§ STATED PROBLEM 1
In the box-office forum thread, which opera did jrjcd get a chance to see?

§ GIVEN PASSAGE
## Start

# LOTR NOT #1 at the box-office 1/10-1/12



## John Corn (Mar 21, 2002)

USA Weekend Box-Office Estimates
1/10-1/12
http://us.imdb.com/Charts/

1 Just Married 
2 Lord of the Rings: The Two Towers
3 Catch Me If You Can 
4 Two Weeks Notice
5 About Schmidt 
6 Chicago 
7 Maid in Manhattan 
8 Gangs of New York 
9 Antwone Fisher 
10 Adaptation.


----------



## jrjcd (Apr 23, 2002)

ugh-look at that-catch me if you can, about schmidt, chicago, gangs of new york, antwone fisher, adaptation....

...and what beats out two towers?????

JUST MARRIED!!!!????!!!!???!!!!

bleah...

on the plus side, i got a chance to see puccini's "turandot" with the new beria ending this past friday and it was quite wonderful...


----------



## Mark Holtz (Mar 23, 2002)

Uh, it's not all that unusual for a film to have a fall-off after the holidays. According to The Movie Times, as of January 7th, the US Box Office gross was as follows:

1. Spider Man $403 million (#5 US All Time)
2. Star Wars Episode II $310 million (#11 US All Time)
3. The Two Towers $261 million (#18 US All Time)
4. Harry Potter $252 million (#22 US All Time)
5. My Big Fat Greek Wedding $227 million (#32 US All Time)

## End

§ MATERIAL TO PROCESS
## Start

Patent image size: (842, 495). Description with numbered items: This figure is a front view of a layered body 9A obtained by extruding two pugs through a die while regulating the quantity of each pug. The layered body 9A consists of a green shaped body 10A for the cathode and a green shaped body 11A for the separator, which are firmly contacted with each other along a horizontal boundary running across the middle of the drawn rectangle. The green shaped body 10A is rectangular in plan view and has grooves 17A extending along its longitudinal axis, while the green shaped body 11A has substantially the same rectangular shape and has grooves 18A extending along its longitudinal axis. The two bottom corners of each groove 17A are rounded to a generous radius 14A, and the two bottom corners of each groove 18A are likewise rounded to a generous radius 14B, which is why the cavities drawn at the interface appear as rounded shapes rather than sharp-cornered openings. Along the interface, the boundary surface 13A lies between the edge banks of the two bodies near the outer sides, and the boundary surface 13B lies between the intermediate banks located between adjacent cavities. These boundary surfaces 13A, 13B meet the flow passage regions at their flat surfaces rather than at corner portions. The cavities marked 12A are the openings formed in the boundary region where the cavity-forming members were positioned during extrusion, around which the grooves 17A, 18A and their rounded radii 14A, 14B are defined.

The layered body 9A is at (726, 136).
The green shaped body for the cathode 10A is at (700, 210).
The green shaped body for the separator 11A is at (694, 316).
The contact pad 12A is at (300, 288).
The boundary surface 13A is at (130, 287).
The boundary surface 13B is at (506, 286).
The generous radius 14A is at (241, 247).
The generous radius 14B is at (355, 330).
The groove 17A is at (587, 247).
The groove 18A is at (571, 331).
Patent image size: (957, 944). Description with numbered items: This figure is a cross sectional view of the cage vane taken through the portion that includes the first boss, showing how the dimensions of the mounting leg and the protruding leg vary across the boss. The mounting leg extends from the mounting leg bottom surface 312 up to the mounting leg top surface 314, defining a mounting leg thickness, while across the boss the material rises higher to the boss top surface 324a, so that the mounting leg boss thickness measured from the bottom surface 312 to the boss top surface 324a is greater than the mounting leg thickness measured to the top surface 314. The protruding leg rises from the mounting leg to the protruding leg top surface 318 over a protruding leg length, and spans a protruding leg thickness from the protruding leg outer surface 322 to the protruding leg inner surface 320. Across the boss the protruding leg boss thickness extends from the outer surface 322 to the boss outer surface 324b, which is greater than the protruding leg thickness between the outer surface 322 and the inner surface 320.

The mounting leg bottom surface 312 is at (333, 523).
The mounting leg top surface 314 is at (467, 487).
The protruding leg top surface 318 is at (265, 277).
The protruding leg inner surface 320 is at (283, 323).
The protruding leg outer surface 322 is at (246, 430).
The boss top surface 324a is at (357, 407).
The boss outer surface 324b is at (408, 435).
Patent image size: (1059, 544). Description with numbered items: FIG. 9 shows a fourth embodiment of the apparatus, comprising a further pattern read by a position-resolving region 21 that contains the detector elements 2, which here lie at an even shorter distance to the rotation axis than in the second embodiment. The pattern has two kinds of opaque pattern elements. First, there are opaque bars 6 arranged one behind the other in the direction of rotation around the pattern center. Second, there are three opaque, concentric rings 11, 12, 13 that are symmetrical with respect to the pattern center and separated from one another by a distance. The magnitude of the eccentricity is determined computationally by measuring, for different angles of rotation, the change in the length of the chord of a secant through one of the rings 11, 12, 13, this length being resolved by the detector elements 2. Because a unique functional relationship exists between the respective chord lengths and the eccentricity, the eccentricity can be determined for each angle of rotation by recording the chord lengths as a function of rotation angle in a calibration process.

## End

§ STATED PROBLEM 2
Rewrite the records from their start through the line containing "The boundary surface 13B is at (506, 286).", swapping "front view" for "frontal view" and leaving everything else unchanged.

§ FINAL RESULT 1
Puccini's "Turandot," with the new Beria ending.

§ FINAL RESULT 2
Patent image size: (842, 495). Description with numbered items: This figure is a frontal view of a layered body 9A obtained by extruding two pugs through a die while regulating the quantity of each pug. The layered body 9A consists of a green shaped body 10A for the cathode and a green shaped body 11A for the separator, which are firmly contacted with each other along a horizontal boundary running across the middle of the drawn rectangle. The green shaped body 10A is rectangular in plan view and has grooves 17A extending along its longitudinal axis, while the green shaped body 11A has substantially the same rectangular shape and has grooves 18A extending along its longitudinal axis. The two bottom corners of each groove 17A are rounded to a generous radius 14A, and the two bottom corners of each groove 18A are likewise rounded to a generous radius 14B, which is why the cavities drawn at the interface appear as rounded shapes rather than sharp-cornered openings. Along the interface, the boundary surface 13A lies between the edge banks of the two bodies near the outer sides, and the boundary surface 13B lies between the intermediate banks located between adjacent cavities. These boundary surfaces 13A, 13B meet the flow passage regions at their flat surfaces rather than at corner portions. The cavities marked 12A are the openings formed in the boundary region where the cavity-forming members were positioned during extrusion, around which the grooves 17A, 18A and their rounded radii 14A, 14B are defined.

The layered body 9A is at (726, 136).
The green shaped body for the cathode 10A is at (700, 210).
The green shaped body for the separator 11A is at (694, 316).
The contact pad 12A is at (300, 288).
The boundary surface 13A is at (130, 287).
The boundary surface 13B is at (506, 286).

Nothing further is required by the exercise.